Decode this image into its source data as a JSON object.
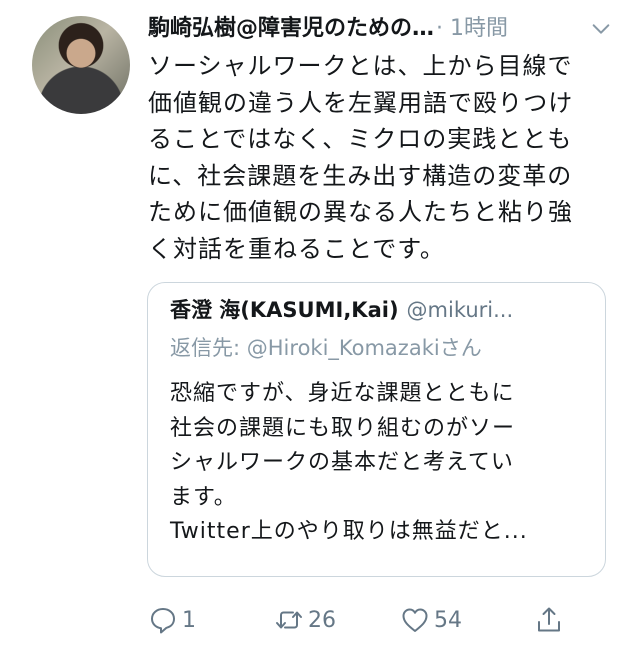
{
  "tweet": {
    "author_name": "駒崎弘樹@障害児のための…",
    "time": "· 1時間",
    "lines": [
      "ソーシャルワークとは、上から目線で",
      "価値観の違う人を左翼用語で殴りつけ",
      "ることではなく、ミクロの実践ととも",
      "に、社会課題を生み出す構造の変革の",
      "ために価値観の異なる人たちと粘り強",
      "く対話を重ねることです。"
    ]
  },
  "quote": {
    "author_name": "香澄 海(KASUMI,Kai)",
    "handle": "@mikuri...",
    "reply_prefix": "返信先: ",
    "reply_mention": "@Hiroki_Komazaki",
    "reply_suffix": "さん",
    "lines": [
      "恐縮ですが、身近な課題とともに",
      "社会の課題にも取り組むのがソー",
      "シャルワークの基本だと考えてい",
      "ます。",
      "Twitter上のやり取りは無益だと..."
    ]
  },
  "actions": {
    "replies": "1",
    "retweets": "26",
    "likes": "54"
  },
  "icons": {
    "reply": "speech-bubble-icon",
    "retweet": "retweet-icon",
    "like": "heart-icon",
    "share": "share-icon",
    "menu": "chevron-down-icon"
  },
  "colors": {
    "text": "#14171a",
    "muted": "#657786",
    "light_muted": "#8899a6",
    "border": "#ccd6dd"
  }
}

What you are asked to do. Each entry above should be reproduced exactly, with the pictures removed.

Answer in full.
Decode this image into its source data as a JSON object.
{
  "tweet": {
    "author_name": "駒崎弘樹@障害児のための…",
    "time": "· 1時間",
    "lines": [
      "ソーシャルワークとは、上から目線で",
      "価値観の違う人を左翼用語で殴りつけ",
      "ることではなく、ミクロの実践ととも",
      "に、社会課題を生み出す構造の変革の",
      "ために価値観の異なる人たちと粘り強",
      "く対話を重ねることです。"
    ]
  },
  "quote": {
    "author_name": "香澄 海(KASUMI,Kai)",
    "handle": "@mikuri...",
    "reply_prefix": "返信先: ",
    "reply_mention": "@Hiroki_Komazaki",
    "reply_suffix": "さん",
    "lines": [
      "恐縮ですが、身近な課題とともに",
      "社会の課題にも取り組むのがソー",
      "シャルワークの基本だと考えてい",
      "ます。",
      "Twitter上のやり取りは無益だと..."
    ]
  },
  "actions": {
    "replies": "1",
    "retweets": "26",
    "likes": "54"
  },
  "icons": {
    "reply": "speech-bubble-icon",
    "retweet": "retweet-icon",
    "like": "heart-icon",
    "share": "share-icon",
    "menu": "chevron-down-icon"
  },
  "colors": {
    "text": "#14171a",
    "muted": "#657786",
    "light_muted": "#8899a6",
    "border": "#ccd6dd"
  }
}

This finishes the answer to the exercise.